___ Records to use

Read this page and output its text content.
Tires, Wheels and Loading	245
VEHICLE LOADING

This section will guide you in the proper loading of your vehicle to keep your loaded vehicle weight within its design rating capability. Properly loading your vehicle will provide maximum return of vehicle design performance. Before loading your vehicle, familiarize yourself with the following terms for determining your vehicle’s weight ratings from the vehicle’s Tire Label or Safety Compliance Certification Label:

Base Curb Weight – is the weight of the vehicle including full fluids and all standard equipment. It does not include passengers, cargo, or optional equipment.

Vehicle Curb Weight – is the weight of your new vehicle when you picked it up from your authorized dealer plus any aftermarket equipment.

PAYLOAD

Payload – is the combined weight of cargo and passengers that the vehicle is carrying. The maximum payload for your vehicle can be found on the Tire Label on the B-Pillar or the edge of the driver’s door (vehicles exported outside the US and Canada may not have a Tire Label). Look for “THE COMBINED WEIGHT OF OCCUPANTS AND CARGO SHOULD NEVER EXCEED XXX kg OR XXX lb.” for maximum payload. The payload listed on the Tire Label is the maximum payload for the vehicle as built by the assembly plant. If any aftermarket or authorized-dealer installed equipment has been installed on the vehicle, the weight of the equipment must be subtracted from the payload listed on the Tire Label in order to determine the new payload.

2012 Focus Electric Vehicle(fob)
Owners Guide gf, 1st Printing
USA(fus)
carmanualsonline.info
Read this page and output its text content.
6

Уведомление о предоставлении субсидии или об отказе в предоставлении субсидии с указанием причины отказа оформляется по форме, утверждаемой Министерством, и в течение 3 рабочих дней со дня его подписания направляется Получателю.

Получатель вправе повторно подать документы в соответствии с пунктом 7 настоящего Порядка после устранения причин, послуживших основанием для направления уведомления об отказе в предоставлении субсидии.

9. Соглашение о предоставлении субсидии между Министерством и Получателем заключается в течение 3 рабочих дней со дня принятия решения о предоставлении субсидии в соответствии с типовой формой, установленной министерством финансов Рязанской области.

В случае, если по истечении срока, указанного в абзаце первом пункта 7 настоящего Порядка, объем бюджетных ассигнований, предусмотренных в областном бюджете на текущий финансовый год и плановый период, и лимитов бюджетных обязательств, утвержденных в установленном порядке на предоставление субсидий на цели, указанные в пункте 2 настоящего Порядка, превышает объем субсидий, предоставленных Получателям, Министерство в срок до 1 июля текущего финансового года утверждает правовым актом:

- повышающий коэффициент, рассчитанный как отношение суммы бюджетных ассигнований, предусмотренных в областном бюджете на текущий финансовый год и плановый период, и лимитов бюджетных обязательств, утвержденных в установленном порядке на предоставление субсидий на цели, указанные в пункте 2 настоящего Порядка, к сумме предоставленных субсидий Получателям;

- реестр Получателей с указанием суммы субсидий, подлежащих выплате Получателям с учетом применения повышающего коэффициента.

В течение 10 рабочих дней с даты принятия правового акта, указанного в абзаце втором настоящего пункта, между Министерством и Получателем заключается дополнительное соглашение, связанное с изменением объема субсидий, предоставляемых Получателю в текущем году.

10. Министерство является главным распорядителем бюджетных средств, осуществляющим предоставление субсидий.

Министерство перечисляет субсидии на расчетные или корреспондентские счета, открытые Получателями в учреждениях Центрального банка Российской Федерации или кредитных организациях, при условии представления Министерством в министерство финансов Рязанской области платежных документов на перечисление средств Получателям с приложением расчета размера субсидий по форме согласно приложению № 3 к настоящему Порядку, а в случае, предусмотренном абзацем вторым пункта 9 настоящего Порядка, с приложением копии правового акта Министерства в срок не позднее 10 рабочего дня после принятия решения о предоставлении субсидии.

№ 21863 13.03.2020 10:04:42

______

Task statement :: The records above need to be transcribed in full. Keep every character unchanged.

Correct output ::
Read this page and output its text content.
Tires, Wheels and Loading	245
VEHICLE LOADING

This section will guide you in the proper loading of your vehicle to keep your loaded vehicle weight within its design rating capability. Properly loading your vehicle will provide maximum return of vehicle design performance. Before loading your vehicle, familiarize yourself with the following terms for determining your vehicle’s weight ratings from the vehicle’s Tire Label or Safety Compliance Certification Label:

Base Curb Weight – is the weight of the vehicle including full fluids and all standard equipment. It does not include passengers, cargo, or optional equipment.

Vehicle Curb Weight – is the weight of your new vehicle when you picked it up from your authorized dealer plus any aftermarket equipment.

PAYLOAD

Payload – is the combined weight of cargo and passengers that the vehicle is carrying. The maximum payload for your vehicle can be found on the Tire Label on the B-Pillar or the edge of the driver’s door (vehicles exported outside the US and Canada may not have a Tire Label). Look for “THE COMBINED WEIGHT OF OCCUPANTS AND CARGO SHOULD NEVER EXCEED XXX kg OR XXX lb.” for maximum payload. The payload listed on the Tire Label is the maximum payload for the vehicle as built by the assembly plant. If any aftermarket or authorized-dealer installed equipment has been installed on the vehicle, the weight of the equipment must be subtracted from the payload listed on the Tire Label in order to determine the new payload.

2012 Focus Electric Vehicle(fob)
Owners Guide gf, 1st Printing
USA(fus)
carmanualsonline.info
Read this page and output its text content.
6

Уведомление о предоставлении субсидии или об отказе в предоставлении субсидии с указанием причины отказа оформляется по форме, утверждаемой Министерством, и в течение 3 рабочих дней со дня его подписания направляется Получателю.

Получатель вправе повторно подать документы в соответствии с пунктом 7 настоящего Порядка после устранения причин, послуживших основанием для направления уведомления об отказе в предоставлении субсидии.

9. Соглашение о предоставлении субсидии между Министерством и Получателем заключается в течение 3 рабочих дней со дня принятия решения о предоставлении субсидии в соответствии с типовой формой, установленной министерством финансов Рязанской области.

В случае, если по истечении срока, указанного в абзаце первом пункта 7 настоящего Порядка, объем бюджетных ассигнований, предусмотренных в областном бюджете на текущий финансовый год и плановый период, и лимитов бюджетных обязательств, утвержденных в установленном порядке на предоставление субсидий на цели, указанные в пункте 2 настоящего Порядка, превышает объем субсидий, предоставленных Получателям, Министерство в срок до 1 июля текущего финансового года утверждает правовым актом:

- повышающий коэффициент, рассчитанный как отношение суммы бюджетных ассигнований, предусмотренных в областном бюджете на текущий финансовый год и плановый период, и лимитов бюджетных обязательств, утвержденных в установленном порядке на предоставление субсидий на цели, указанные в пункте 2 настоящего Порядка, к сумме предоставленных субсидий Получателям;

- реестр Получателей с указанием суммы субсидий, подлежащих выплате Получателям с учетом применения повышающего коэффициента.

В течение 10 рабочих дней с даты принятия правового акта, указанного в абзаце втором настоящего пункта, между Министерством и Получателем заключается дополнительное соглашение, связанное с изменением объема субсидий, предоставляемых Получателю в текущем году.

10. Министерство является главным распорядителем бюджетных средств, осуществляющим предоставление субсидий.

Министерство перечисляет субсидии на расчетные или корреспондентские счета, открытые Получателями в учреждениях Центрального банка Российской Федерации или кредитных организациях, при условии представления Министерством в министерство финансов Рязанской области платежных документов на перечисление средств Получателям с приложением расчета размера субсидий по форме согласно приложению № 3 к настоящему Порядку, а в случае, предусмотренном абзацем вторым пункта 9 настоящего Порядка, с приложением копии правового акта Министерства в срок не позднее 10 рабочего дня после принятия решения о предоставлении субсидии.

№ 21863 13.03.2020 10:04:42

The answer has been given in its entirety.